*** Supplied entries

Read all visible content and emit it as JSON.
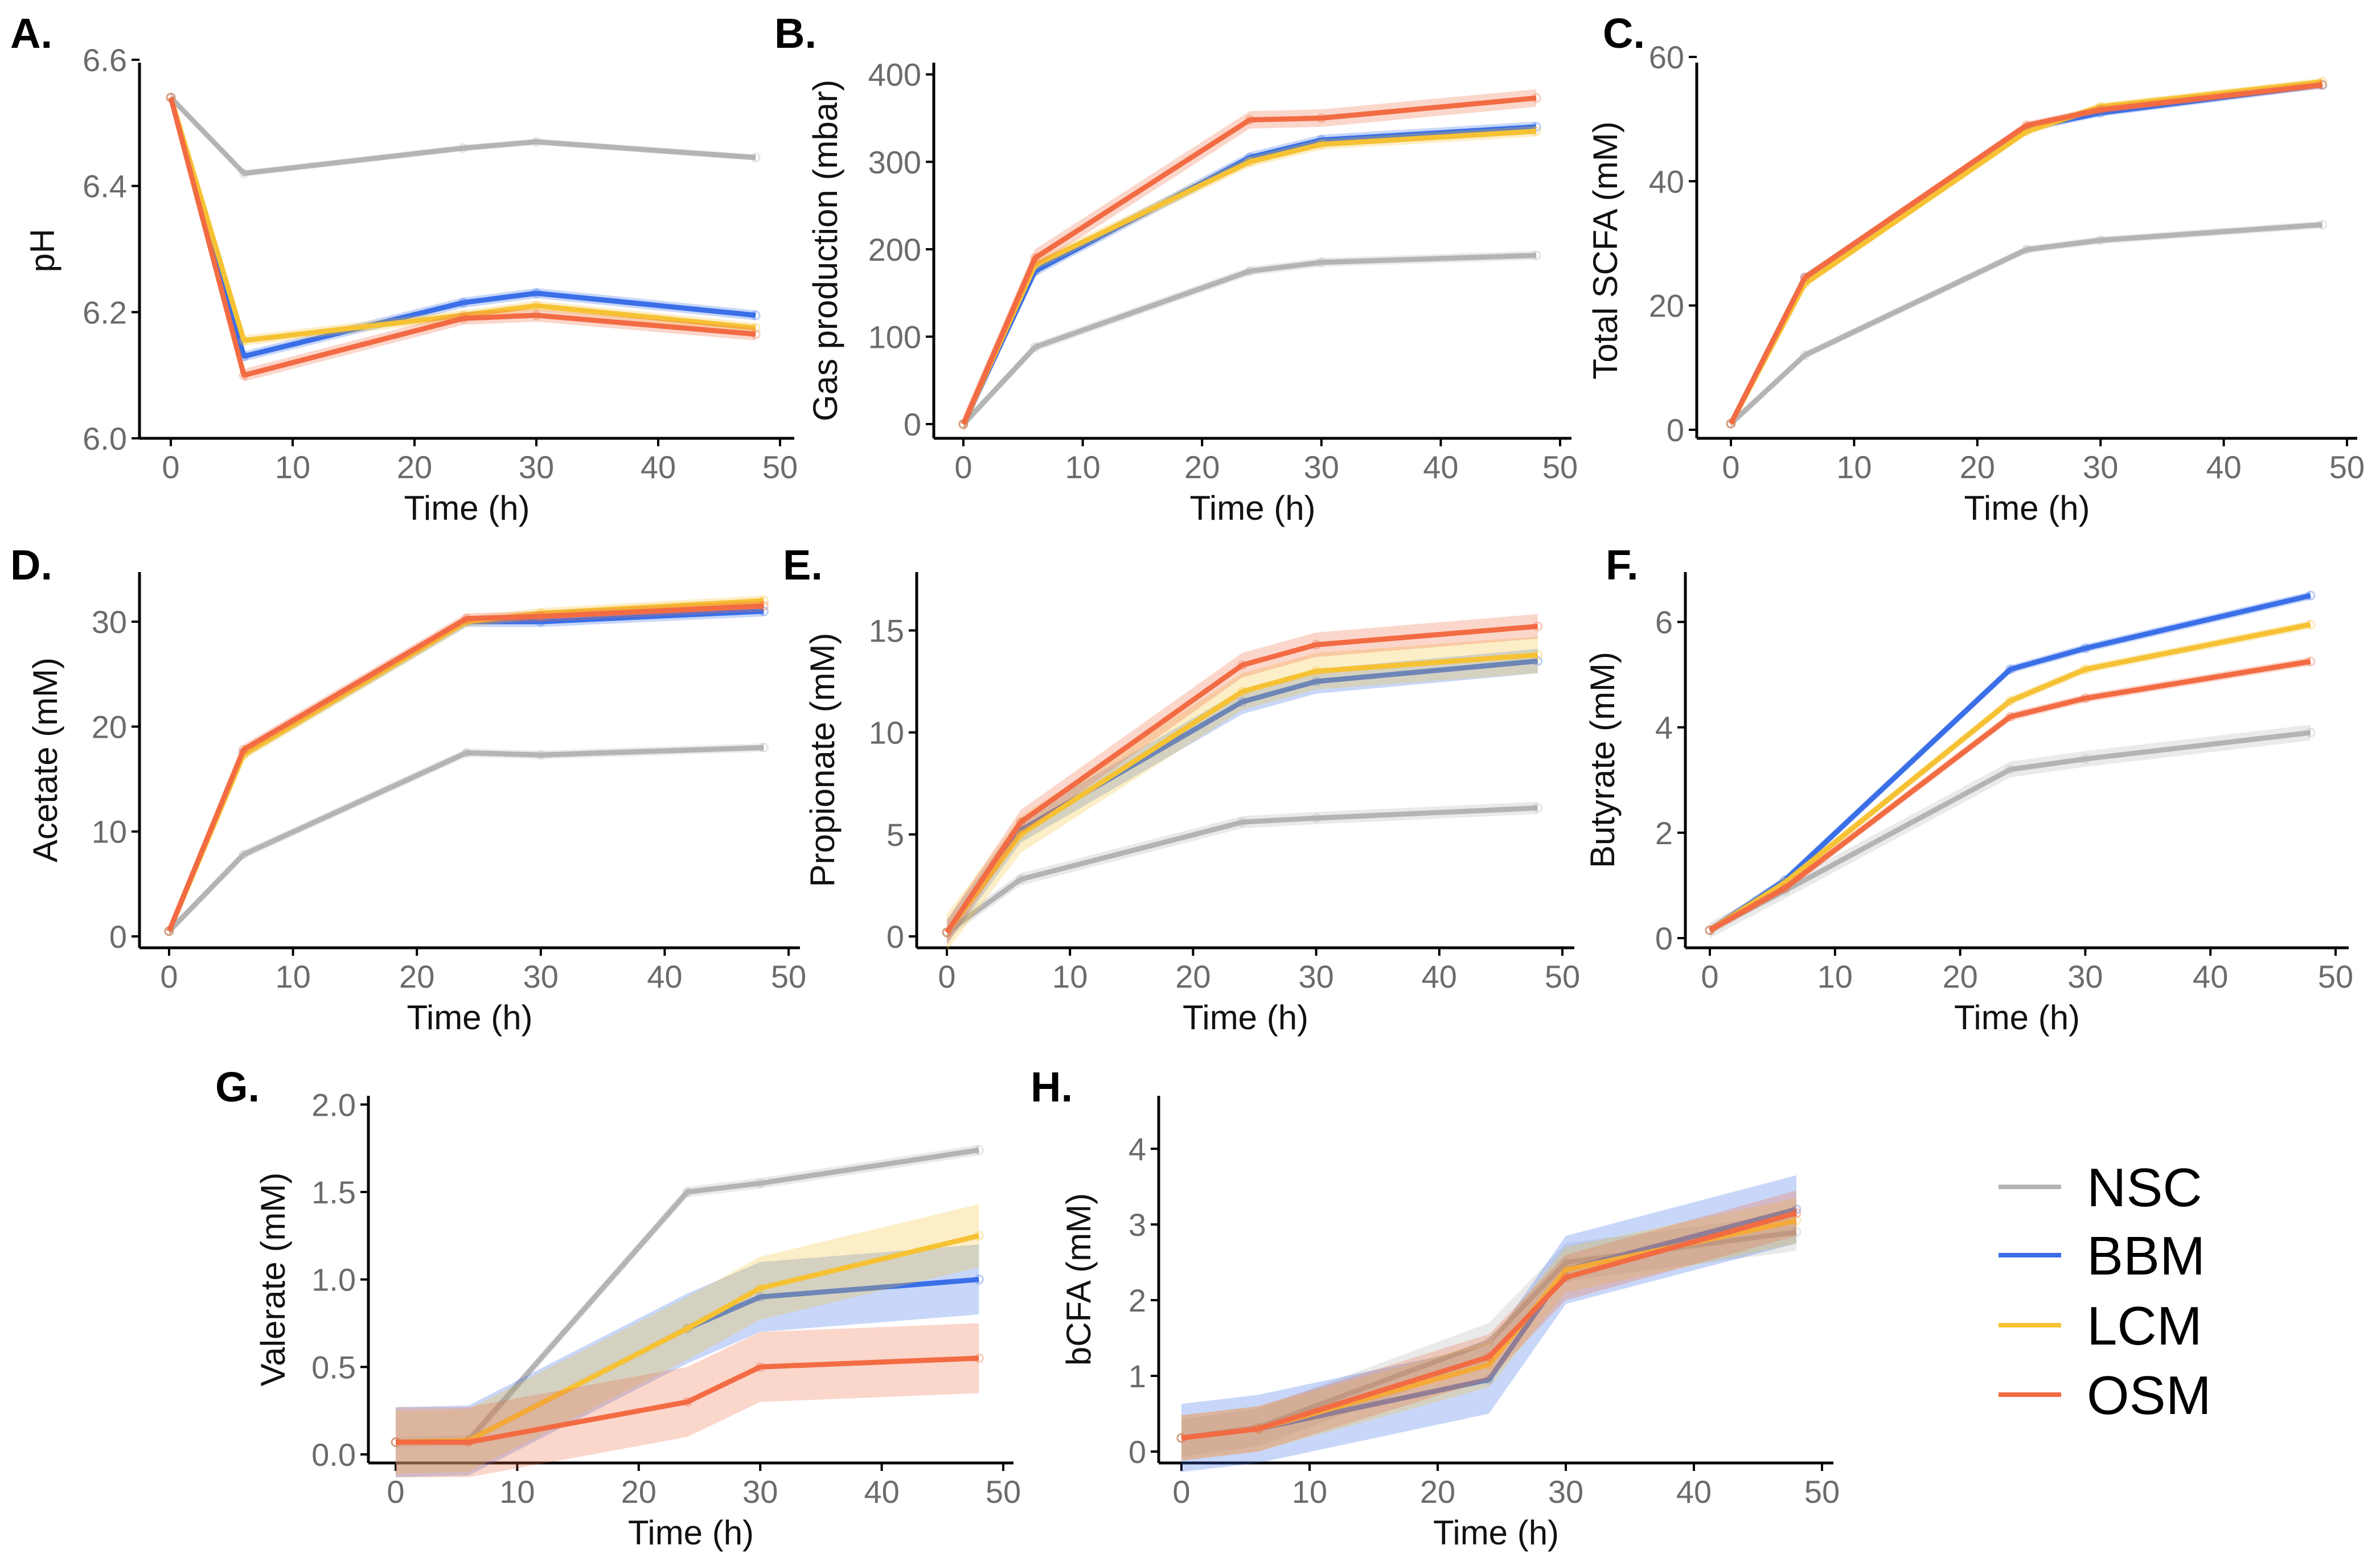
{
  "colors": {
    "NSC": "#b4b4b4",
    "BBM": "#3a6fe8",
    "LCM": "#f6c234",
    "OSM": "#f26b43"
  },
  "legend": [
    "NSC",
    "BBM",
    "LCM",
    "OSM"
  ],
  "chart_data": [
    {
      "type": "line",
      "panel": "A.",
      "title": "",
      "xlabel": "Time (h)",
      "ylabel": "pH",
      "xlim": [
        0,
        50
      ],
      "ylim": [
        6.0,
        6.6
      ],
      "xticks": [
        0,
        10,
        20,
        30,
        40,
        50
      ],
      "yticks": [
        6.0,
        6.2,
        6.4,
        6.6
      ],
      "ytick_labels": [
        "6.0",
        "6.2",
        "6.4",
        "6.6"
      ],
      "x": [
        0,
        6,
        24,
        30,
        48
      ],
      "series": [
        {
          "name": "NSC",
          "values": [
            6.54,
            6.42,
            6.46,
            6.47,
            6.445
          ],
          "band": 0.005
        },
        {
          "name": "BBM",
          "values": [
            6.54,
            6.13,
            6.215,
            6.23,
            6.195
          ],
          "band": 0.008
        },
        {
          "name": "LCM",
          "values": [
            6.54,
            6.155,
            6.195,
            6.21,
            6.175
          ],
          "band": 0.008
        },
        {
          "name": "OSM",
          "values": [
            6.54,
            6.1,
            6.19,
            6.195,
            6.165
          ],
          "band": 0.01
        }
      ]
    },
    {
      "type": "line",
      "panel": "B.",
      "title": "",
      "xlabel": "Time (h)",
      "ylabel": "Gas production (mbar)",
      "xlim": [
        0,
        50
      ],
      "ylim": [
        0,
        420
      ],
      "xticks": [
        0,
        10,
        20,
        30,
        40,
        50
      ],
      "yticks": [
        0,
        100,
        200,
        300,
        400
      ],
      "ytick_labels": [
        "0",
        "100",
        "200",
        "300",
        "400"
      ],
      "x": [
        0,
        6,
        24,
        30,
        48
      ],
      "series": [
        {
          "name": "NSC",
          "values": [
            0,
            88,
            175,
            185,
            193
          ],
          "band": 5
        },
        {
          "name": "BBM",
          "values": [
            0,
            175,
            305,
            325,
            340
          ],
          "band": 6
        },
        {
          "name": "LCM",
          "values": [
            0,
            182,
            300,
            320,
            335
          ],
          "band": 6
        },
        {
          "name": "OSM",
          "values": [
            0,
            190,
            348,
            350,
            373
          ],
          "band": 10
        }
      ]
    },
    {
      "type": "line",
      "panel": "C.",
      "title": "",
      "xlabel": "Time (h)",
      "ylabel": "Total SCFA (mM)",
      "xlim": [
        0,
        50
      ],
      "ylim": [
        0,
        60
      ],
      "xticks": [
        0,
        10,
        20,
        30,
        40,
        50
      ],
      "yticks": [
        0,
        20,
        40,
        60
      ],
      "ytick_labels": [
        "0",
        "20",
        "40",
        "60"
      ],
      "x": [
        0,
        6,
        24,
        30,
        48
      ],
      "series": [
        {
          "name": "NSC",
          "values": [
            1,
            12,
            29,
            30.5,
            33
          ],
          "band": 0.6
        },
        {
          "name": "BBM",
          "values": [
            1,
            24.5,
            48.5,
            51,
            55.5
          ],
          "band": 0.6
        },
        {
          "name": "LCM",
          "values": [
            1,
            23.5,
            48,
            52,
            56
          ],
          "band": 0.6
        },
        {
          "name": "OSM",
          "values": [
            1,
            24.5,
            49,
            51.5,
            55.5
          ],
          "band": 0.6
        }
      ]
    },
    {
      "type": "line",
      "panel": "D.",
      "title": "",
      "xlabel": "Time (h)",
      "ylabel": "Acetate (mM)",
      "xlim": [
        0,
        50
      ],
      "ylim": [
        0,
        35
      ],
      "xticks": [
        0,
        10,
        20,
        30,
        40,
        50
      ],
      "yticks": [
        0,
        10,
        20,
        30
      ],
      "ytick_labels": [
        "0",
        "10",
        "20",
        "30"
      ],
      "x": [
        0,
        6,
        24,
        30,
        48
      ],
      "series": [
        {
          "name": "NSC",
          "values": [
            0.5,
            7.8,
            17.5,
            17.3,
            18
          ],
          "band": 0.4
        },
        {
          "name": "BBM",
          "values": [
            0.5,
            17.5,
            30,
            30,
            31
          ],
          "band": 0.5
        },
        {
          "name": "LCM",
          "values": [
            0.5,
            17.3,
            30,
            30.8,
            32
          ],
          "band": 0.5
        },
        {
          "name": "OSM",
          "values": [
            0.5,
            17.8,
            30.3,
            30.5,
            31.5
          ],
          "band": 0.5
        }
      ]
    },
    {
      "type": "line",
      "panel": "E.",
      "title": "",
      "xlabel": "Time (h)",
      "ylabel": "Propionate (mM)",
      "xlim": [
        0,
        50
      ],
      "ylim": [
        0,
        18
      ],
      "xticks": [
        0,
        10,
        20,
        30,
        40,
        50
      ],
      "yticks": [
        0,
        5,
        10,
        15
      ],
      "ytick_labels": [
        "0",
        "5",
        "10",
        "15"
      ],
      "x": [
        0,
        6,
        24,
        30,
        48
      ],
      "series": [
        {
          "name": "NSC",
          "values": [
            0.2,
            2.8,
            5.6,
            5.8,
            6.3
          ],
          "band": 0.3
        },
        {
          "name": "BBM",
          "values": [
            0.2,
            5.2,
            11.5,
            12.5,
            13.5
          ],
          "band": 0.6
        },
        {
          "name": "LCM",
          "values": [
            0.2,
            5.0,
            12.0,
            13.0,
            13.8
          ],
          "band": 0.9
        },
        {
          "name": "OSM",
          "values": [
            0.2,
            5.6,
            13.3,
            14.3,
            15.2
          ],
          "band": 0.6
        }
      ]
    },
    {
      "type": "line",
      "panel": "F.",
      "title": "",
      "xlabel": "Time (h)",
      "ylabel": "Butyrate (mM)",
      "xlim": [
        0,
        50
      ],
      "ylim": [
        0,
        7
      ],
      "xticks": [
        0,
        10,
        20,
        30,
        40,
        50
      ],
      "yticks": [
        0,
        2,
        4,
        6
      ],
      "ytick_labels": [
        "0",
        "2",
        "4",
        "6"
      ],
      "x": [
        0,
        6,
        24,
        30,
        48
      ],
      "series": [
        {
          "name": "NSC",
          "values": [
            0.15,
            0.9,
            3.2,
            3.4,
            3.9
          ],
          "band": 0.15
        },
        {
          "name": "BBM",
          "values": [
            0.15,
            1.1,
            5.1,
            5.5,
            6.5
          ],
          "band": 0.08
        },
        {
          "name": "LCM",
          "values": [
            0.15,
            1.05,
            4.5,
            5.1,
            5.95
          ],
          "band": 0.08
        },
        {
          "name": "OSM",
          "values": [
            0.15,
            0.95,
            4.2,
            4.55,
            5.25
          ],
          "band": 0.08
        }
      ]
    },
    {
      "type": "line",
      "panel": "G.",
      "title": "",
      "xlabel": "Time (h)",
      "ylabel": "Valerate (mM)",
      "xlim": [
        0,
        50
      ],
      "ylim": [
        0,
        2.05
      ],
      "xticks": [
        0,
        10,
        20,
        30,
        40,
        50
      ],
      "yticks": [
        0,
        0.5,
        1.0,
        1.5,
        2.0
      ],
      "ytick_labels": [
        "0.0",
        "0.5",
        "1.0",
        "1.5",
        "2.0"
      ],
      "x": [
        0,
        6,
        24,
        30,
        48
      ],
      "series": [
        {
          "name": "NSC",
          "values": [
            0.07,
            0.08,
            1.5,
            1.55,
            1.74
          ],
          "band": 0.03
        },
        {
          "name": "BBM",
          "values": [
            0.07,
            0.08,
            0.72,
            0.9,
            1.0
          ],
          "band": 0.2
        },
        {
          "name": "LCM",
          "values": [
            0.07,
            0.08,
            0.72,
            0.95,
            1.25
          ],
          "band": 0.18
        },
        {
          "name": "OSM",
          "values": [
            0.07,
            0.07,
            0.3,
            0.5,
            0.55
          ],
          "band": 0.2
        }
      ]
    },
    {
      "type": "line",
      "panel": "H.",
      "title": "",
      "xlabel": "Time (h)",
      "ylabel": "bCFA (mM)",
      "xlim": [
        0,
        50
      ],
      "ylim": [
        0,
        4.7
      ],
      "xticks": [
        0,
        10,
        20,
        30,
        40,
        50
      ],
      "yticks": [
        0,
        1,
        2,
        3,
        4
      ],
      "ytick_labels": [
        "0",
        "1",
        "2",
        "3",
        "4"
      ],
      "x": [
        0,
        6,
        24,
        30,
        48
      ],
      "series": [
        {
          "name": "NSC",
          "values": [
            0.18,
            0.32,
            1.45,
            2.5,
            2.9
          ],
          "band": 0.25
        },
        {
          "name": "BBM",
          "values": [
            0.18,
            0.3,
            0.95,
            2.4,
            3.2
          ],
          "band": 0.45
        },
        {
          "name": "LCM",
          "values": [
            0.18,
            0.3,
            1.15,
            2.4,
            3.05
          ],
          "band": 0.3
        },
        {
          "name": "OSM",
          "values": [
            0.18,
            0.3,
            1.25,
            2.3,
            3.15
          ],
          "band": 0.3
        }
      ]
    }
  ]
}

******

* **To do**
Return each line among the entries that holds the word "ylabel".

* **Solution below**
      "ylabel": "pH",
      "ylabel": "Gas production (mbar)",
      "ylabel": "Total SCFA (mM)",
      "ylabel": "Acetate (mM)",
      "ylabel": "Propionate (mM)",
      "ylabel": "Butyrate (mM)",
      "ylabel": "Valerate (mM)",
      "ylabel": "bCFA (mM)",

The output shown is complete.